-- START --
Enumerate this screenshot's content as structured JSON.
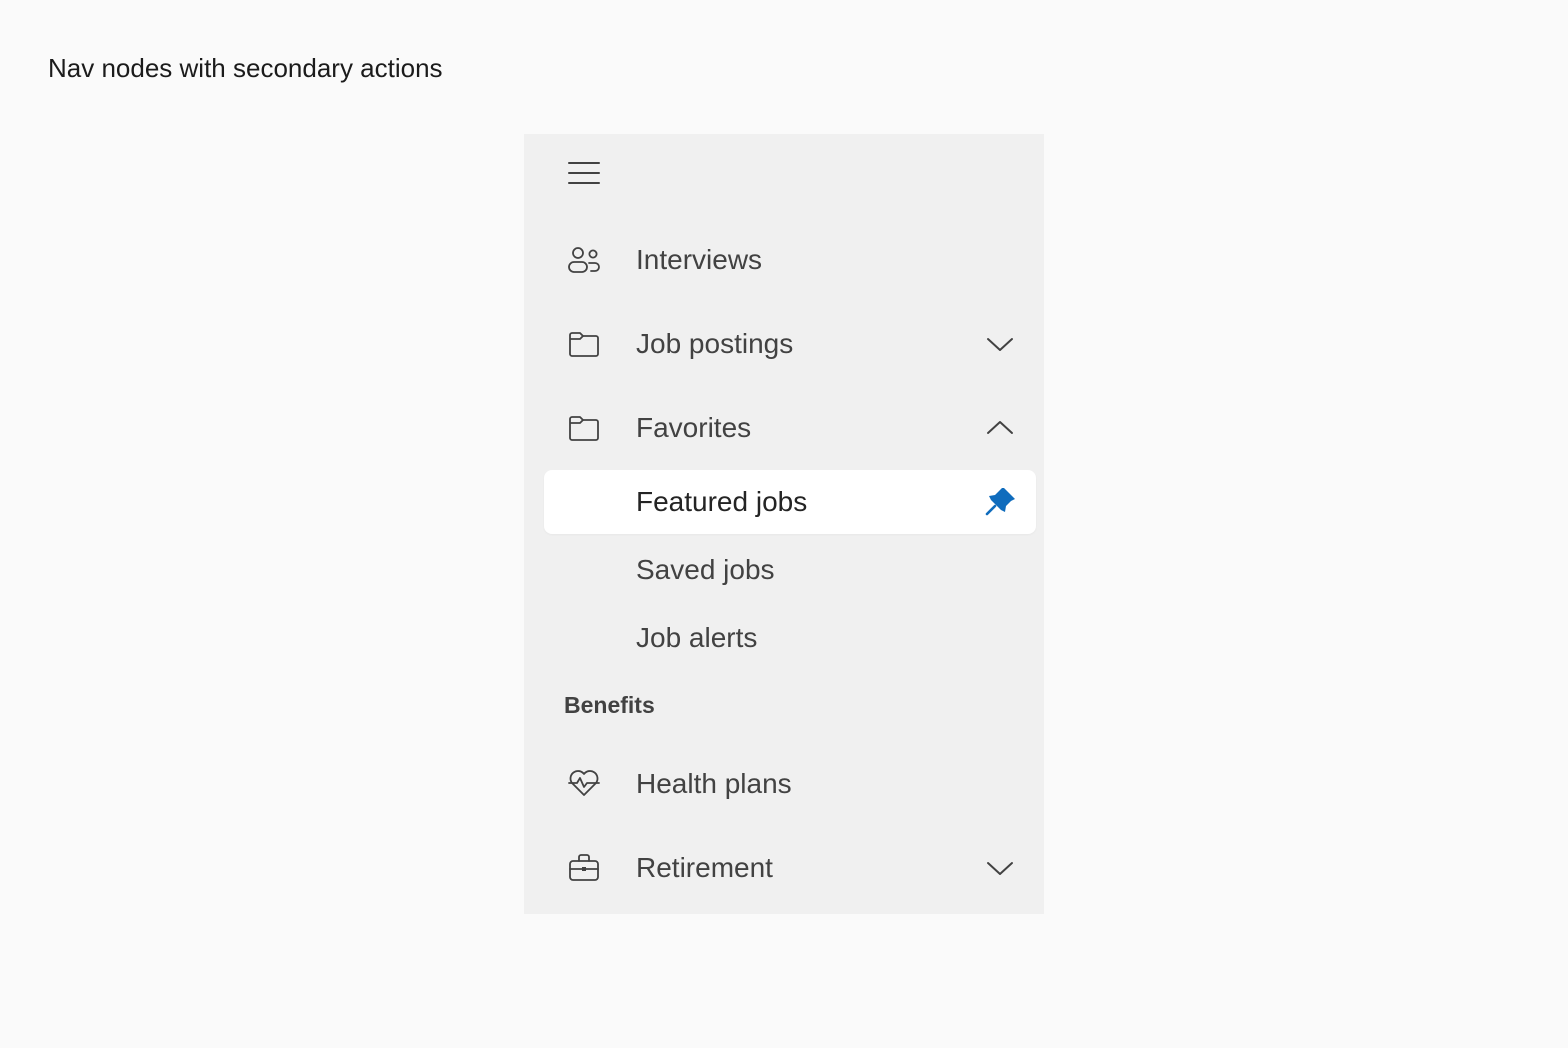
{
  "page": {
    "heading": "Nav nodes with secondary actions"
  },
  "nav": {
    "menu_icon": "hamburger-icon",
    "items": [
      {
        "label": "Interviews",
        "icon": "people-icon"
      },
      {
        "label": "Job postings",
        "icon": "folder-icon",
        "chevron": "chevron-down-icon",
        "expanded": false
      },
      {
        "label": "Favorites",
        "icon": "folder-icon",
        "chevron": "chevron-up-icon",
        "expanded": true,
        "children": [
          {
            "label": "Featured jobs",
            "selected": true,
            "action_icon": "pin-icon"
          },
          {
            "label": "Saved jobs"
          },
          {
            "label": "Job alerts"
          }
        ]
      }
    ],
    "sections": [
      {
        "header": "Benefits",
        "items": [
          {
            "label": "Health plans",
            "icon": "heart-pulse-icon"
          },
          {
            "label": "Retirement",
            "icon": "briefcase-icon",
            "chevron": "chevron-down-icon",
            "expanded": false
          }
        ]
      }
    ]
  },
  "colors": {
    "page_background": "#fafafa",
    "nav_background": "#f0f0f0",
    "selected_background": "#ffffff",
    "text": "#424242",
    "accent": "#0f6cbd"
  }
}
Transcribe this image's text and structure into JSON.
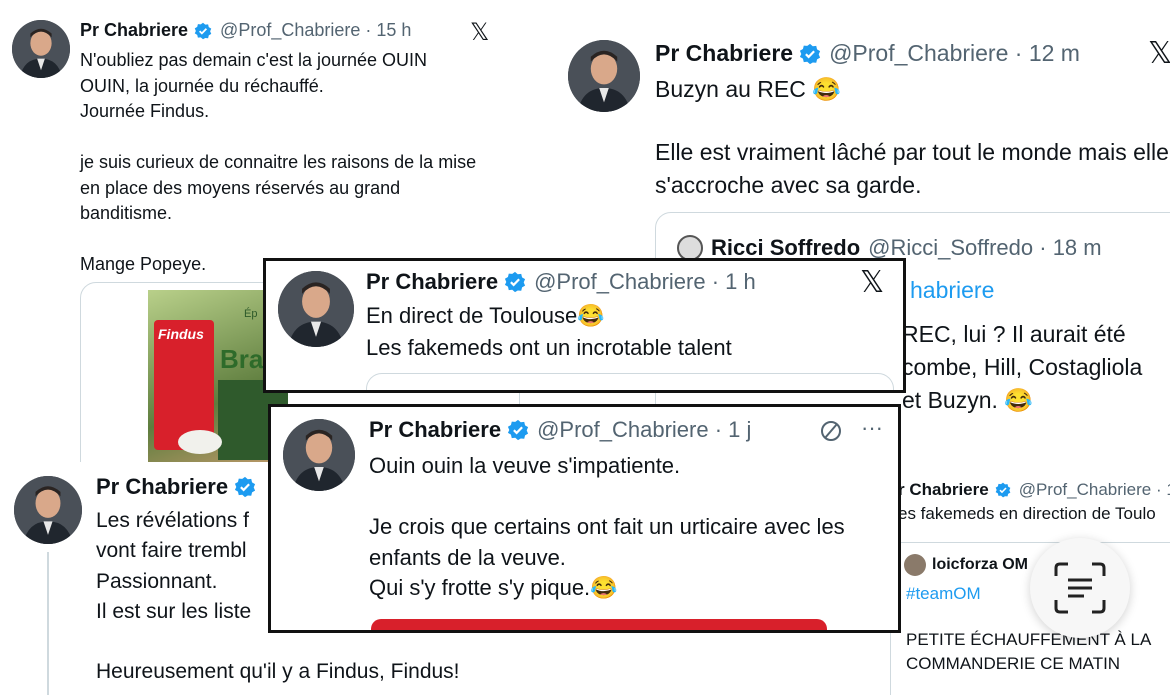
{
  "tweet_top_left": {
    "author": "Pr Chabriere",
    "handle": "@Prof_Chabriere · 15 h",
    "text": "N'oubliez pas demain c'est la journée OUIN OUIN, la journée du réchauffé.\nJournée Findus.\n\nje suis curieux de connaitre les raisons de la mise en place des moyens réservés au grand banditisme.\n\nMange Popeye.",
    "image_brand": "Findus",
    "image_fragments": [
      "Ép",
      "Bra"
    ]
  },
  "tweet_top_right": {
    "author": "Pr Chabriere",
    "handle": "@Prof_Chabriere · 12 m",
    "text_line1": "Buzyn au REC 😂",
    "text_line2": "Elle est vraiment lâché par tout le monde mais elle s'accroche avec sa garde.",
    "quote": {
      "author": "Ricci Soffredo",
      "handle": "@Ricci_Soffredo · 18 m",
      "reply_fragment": "habriere",
      "text_fragment": "REC, lui ? Il aurait été\ncombe, Hill, Costagliola\net Buzyn. 😂"
    }
  },
  "tweet_middle": {
    "author": "Pr Chabriere",
    "handle": "@Prof_Chabriere · 1 h",
    "text": "En direct de Toulouse😂\nLes fakemeds ont un incrotable talent"
  },
  "tweet_bottom_left": {
    "author": "Pr Chabriere",
    "text": "Les révélations  f\nvont faire trembl\nPassionnant.\nIl est sur les liste\n\nHeureusement qu'il y a Findus, Findus!"
  },
  "tweet_bottom_center": {
    "author": "Pr Chabriere",
    "handle": "@Prof_Chabriere · 1 j",
    "text": "Ouin ouin la veuve s'impatiente.\n\nJe crois que certains ont fait un urticaire avec les enfants de la veuve.\nQui s'y frotte s'y pique.😂"
  },
  "tweet_bottom_right": {
    "author": "r Chabriere",
    "handle": "@Prof_Chabriere · 1",
    "text": "es fakemeds en direction de Toulo",
    "quote_author": "loicforza OM",
    "quote_hashtag": "#teamOM",
    "quote_text": "PETITE ÉCHAUFFEMENT À LA\nCOMMANDERIE CE MATIN"
  },
  "icons": {
    "x_logo": "𝕏",
    "more": "···",
    "heart": "♡"
  },
  "colors": {
    "accent": "#1d9bf0",
    "verified": "#1d9bf0",
    "frame": "#111111",
    "findus_red": "#d8202b"
  }
}
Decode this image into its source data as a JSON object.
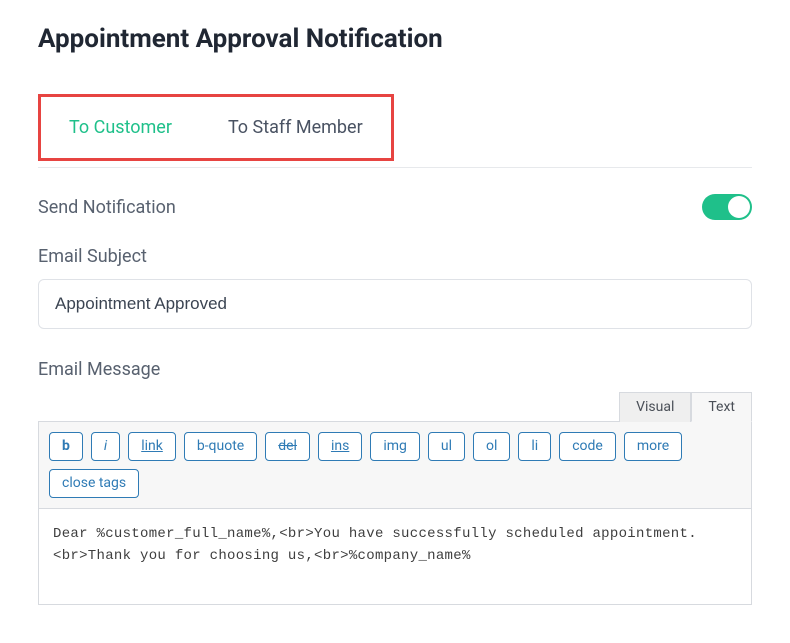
{
  "page_title": "Appointment Approval Notification",
  "tabs": {
    "to_customer": "To Customer",
    "to_staff": "To Staff Member",
    "active": "to_customer"
  },
  "send_notification": {
    "label": "Send Notification",
    "value": true
  },
  "email_subject": {
    "label": "Email Subject",
    "value": "Appointment Approved"
  },
  "email_message": {
    "label": "Email Message",
    "editor_tabs": {
      "visual": "Visual",
      "text": "Text",
      "active": "text"
    },
    "quicktags": {
      "b": "b",
      "i": "i",
      "link": "link",
      "bquote": "b-quote",
      "del": "del",
      "ins": "ins",
      "img": "img",
      "ul": "ul",
      "ol": "ol",
      "li": "li",
      "code": "code",
      "more": "more",
      "close": "close tags"
    },
    "content": "Dear %customer_full_name%,<br>You have successfully scheduled appointment.<br>Thank you for choosing us,<br>%company_name%"
  }
}
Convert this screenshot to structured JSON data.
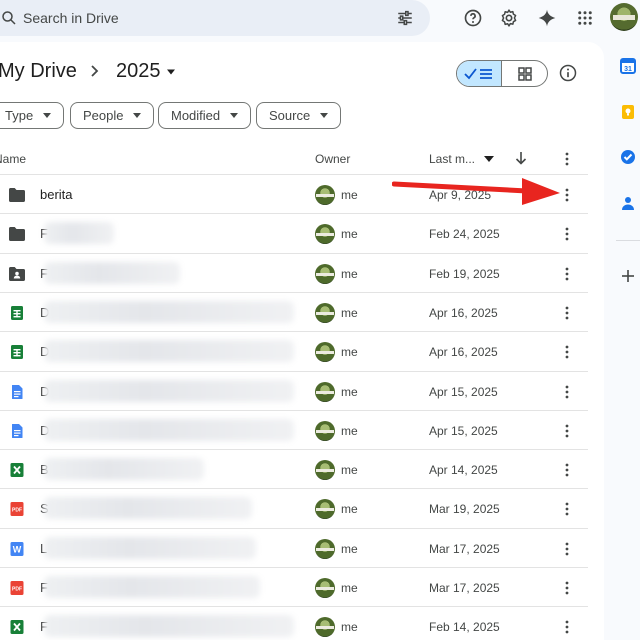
{
  "search": {
    "placeholder": "Search in Drive"
  },
  "breadcrumb": {
    "root": "My Drive",
    "current": "2025"
  },
  "filters": [
    {
      "label": "Type"
    },
    {
      "label": "People"
    },
    {
      "label": "Modified"
    },
    {
      "label": "Source"
    }
  ],
  "columns": {
    "name": "Name",
    "owner": "Owner",
    "last_modified": "Last m..."
  },
  "rows": [
    {
      "icon": "folder-icon",
      "name": "berita",
      "owner": "me",
      "date": "Apr 9, 2025"
    },
    {
      "icon": "folder-icon",
      "name": "F",
      "owner": "me",
      "date": "Feb 24, 2025"
    },
    {
      "icon": "shared-folder-icon",
      "name": "F",
      "owner": "me",
      "date": "Feb 19, 2025"
    },
    {
      "icon": "sheets-icon",
      "name": "D",
      "owner": "me",
      "date": "Apr 16, 2025"
    },
    {
      "icon": "sheets-icon",
      "name": "D",
      "owner": "me",
      "date": "Apr 16, 2025"
    },
    {
      "icon": "docs-icon",
      "name": "D",
      "owner": "me",
      "date": "Apr 15, 2025"
    },
    {
      "icon": "docs-icon",
      "name": "D",
      "owner": "me",
      "date": "Apr 15, 2025"
    },
    {
      "icon": "excel-icon",
      "name": "B",
      "owner": "me",
      "date": "Apr 14, 2025"
    },
    {
      "icon": "pdf-icon",
      "name": "S",
      "owner": "me",
      "date": "Mar 19, 2025"
    },
    {
      "icon": "word-icon",
      "name": "L",
      "owner": "me",
      "date": "Mar 17, 2025"
    },
    {
      "icon": "pdf-icon",
      "name": "F",
      "owner": "me",
      "date": "Mar 17, 2025"
    },
    {
      "icon": "excel-icon",
      "name": "F",
      "owner": "me",
      "date": "Feb 14, 2025"
    }
  ],
  "colors": {
    "accent": "#0b57d0",
    "toggle_selected": "#c2e7ff",
    "arrow": "#e8251f"
  }
}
-- END --
EXERCISE INSTRUCTIONS ▸ Copy everything in the records above except the pictures, exactly as written.

PROBLEM SOLUTION ▸
Enumerate this screenshot's content as structured JSON.
{
  "page": {
    "heading": "Nav nodes with secondary actions"
  },
  "nav": {
    "menu_icon": "hamburger-icon",
    "items": [
      {
        "label": "Interviews",
        "icon": "people-icon"
      },
      {
        "label": "Job postings",
        "icon": "folder-icon",
        "chevron": "chevron-down-icon",
        "expanded": false
      },
      {
        "label": "Favorites",
        "icon": "folder-icon",
        "chevron": "chevron-up-icon",
        "expanded": true,
        "children": [
          {
            "label": "Featured jobs",
            "selected": true,
            "action_icon": "pin-icon"
          },
          {
            "label": "Saved jobs"
          },
          {
            "label": "Job alerts"
          }
        ]
      }
    ],
    "sections": [
      {
        "header": "Benefits",
        "items": [
          {
            "label": "Health plans",
            "icon": "heart-pulse-icon"
          },
          {
            "label": "Retirement",
            "icon": "briefcase-icon",
            "chevron": "chevron-down-icon",
            "expanded": false
          }
        ]
      }
    ]
  },
  "colors": {
    "page_background": "#fafafa",
    "nav_background": "#f0f0f0",
    "selected_background": "#ffffff",
    "text": "#424242",
    "accent": "#0f6cbd"
  }
}
Transcribe this image's text and structure into JSON.
{
  "tweet_top_left": {
    "author": "Pr Chabriere",
    "handle": "@Prof_Chabriere · 15 h",
    "text": "N'oubliez pas demain c'est la journée OUIN OUIN, la journée du réchauffé.\nJournée Findus.\n\nje suis curieux de connaitre les raisons de la mise en place des moyens réservés au grand banditisme.\n\nMange Popeye.",
    "image_brand": "Findus",
    "image_fragments": [
      "Ép",
      "Bra"
    ]
  },
  "tweet_top_right": {
    "author": "Pr Chabriere",
    "handle": "@Prof_Chabriere · 12 m",
    "text_line1": "Buzyn au REC 😂",
    "text_line2": "Elle est vraiment lâché par tout le monde mais elle s'accroche avec sa garde.",
    "quote": {
      "author": "Ricci Soffredo",
      "handle": "@Ricci_Soffredo · 18 m",
      "reply_fragment": "habriere",
      "text_fragment": "REC, lui ? Il aurait été\ncombe, Hill, Costagliola\net Buzyn. 😂"
    }
  },
  "tweet_middle": {
    "author": "Pr Chabriere",
    "handle": "@Prof_Chabriere · 1 h",
    "text": "En direct de Toulouse😂\nLes fakemeds ont un incrotable talent"
  },
  "tweet_bottom_left": {
    "author": "Pr Chabriere",
    "text": "Les révélations  f\nvont faire trembl\nPassionnant.\nIl est sur les liste\n\nHeureusement qu'il y a Findus, Findus!"
  },
  "tweet_bottom_center": {
    "author": "Pr Chabriere",
    "handle": "@Prof_Chabriere · 1 j",
    "text": "Ouin ouin la veuve s'impatiente.\n\nJe crois que certains ont fait un urticaire avec les enfants de la veuve.\nQui s'y frotte s'y pique.😂"
  },
  "tweet_bottom_right": {
    "author": "r Chabriere",
    "handle": "@Prof_Chabriere · 1",
    "text": "es fakemeds en direction de Toulo",
    "quote_author": "loicforza OM",
    "quote_hashtag": "#teamOM",
    "quote_text": "PETITE ÉCHAUFFEMENT À LA\nCOMMANDERIE CE MATIN"
  },
  "icons": {
    "x_logo": "𝕏",
    "more": "···",
    "heart": "♡"
  },
  "colors": {
    "accent": "#1d9bf0",
    "verified": "#1d9bf0",
    "frame": "#111111",
    "findus_red": "#d8202b"
  }
}
Decode this image into its source data as a JSON object.
{
  "page_title": "Appointment Approval Notification",
  "tabs": {
    "to_customer": "To Customer",
    "to_staff": "To Staff Member",
    "active": "to_customer"
  },
  "send_notification": {
    "label": "Send Notification",
    "value": true
  },
  "email_subject": {
    "label": "Email Subject",
    "value": "Appointment Approved"
  },
  "email_message": {
    "label": "Email Message",
    "editor_tabs": {
      "visual": "Visual",
      "text": "Text",
      "active": "text"
    },
    "quicktags": {
      "b": "b",
      "i": "i",
      "link": "link",
      "bquote": "b-quote",
      "del": "del",
      "ins": "ins",
      "img": "img",
      "ul": "ul",
      "ol": "ol",
      "li": "li",
      "code": "code",
      "more": "more",
      "close": "close tags"
    },
    "content": "Dear %customer_full_name%,<br>You have successfully scheduled appointment.<br>Thank you for choosing us,<br>%company_name%"
  }
}
Convert this screenshot to structured JSON data.
{
  "search": {
    "placeholder": "Search in Drive"
  },
  "breadcrumb": {
    "root": "My Drive",
    "current": "2025"
  },
  "filters": [
    {
      "label": "Type"
    },
    {
      "label": "People"
    },
    {
      "label": "Modified"
    },
    {
      "label": "Source"
    }
  ],
  "columns": {
    "name": "Name",
    "owner": "Owner",
    "last_modified": "Last m..."
  },
  "rows": [
    {
      "icon": "folder-icon",
      "name": "berita",
      "owner": "me",
      "date": "Apr 9, 2025"
    },
    {
      "icon": "folder-icon",
      "name": "F",
      "owner": "me",
      "date": "Feb 24, 2025"
    },
    {
      "icon": "shared-folder-icon",
      "name": "F",
      "owner": "me",
      "date": "Feb 19, 2025"
    },
    {
      "icon": "sheets-icon",
      "name": "D",
      "owner": "me",
      "date": "Apr 16, 2025"
    },
    {
      "icon": "sheets-icon",
      "name": "D",
      "owner": "me",
      "date": "Apr 16, 2025"
    },
    {
      "icon": "docs-icon",
      "name": "D",
      "owner": "me",
      "date": "Apr 15, 2025"
    },
    {
      "icon": "docs-icon",
      "name": "D",
      "owner": "me",
      "date": "Apr 15, 2025"
    },
    {
      "icon": "excel-icon",
      "name": "B",
      "owner": "me",
      "date": "Apr 14, 2025"
    },
    {
      "icon": "pdf-icon",
      "name": "S",
      "owner": "me",
      "date": "Mar 19, 2025"
    },
    {
      "icon": "word-icon",
      "name": "L",
      "owner": "me",
      "date": "Mar 17, 2025"
    },
    {
      "icon": "pdf-icon",
      "name": "F",
      "owner": "me",
      "date": "Mar 17, 2025"
    },
    {
      "icon": "excel-icon",
      "name": "F",
      "owner": "me",
      "date": "Feb 14, 2025"
    }
  ],
  "colors": {
    "accent": "#0b57d0",
    "toggle_selected": "#c2e7ff",
    "arrow": "#e8251f"
  }
}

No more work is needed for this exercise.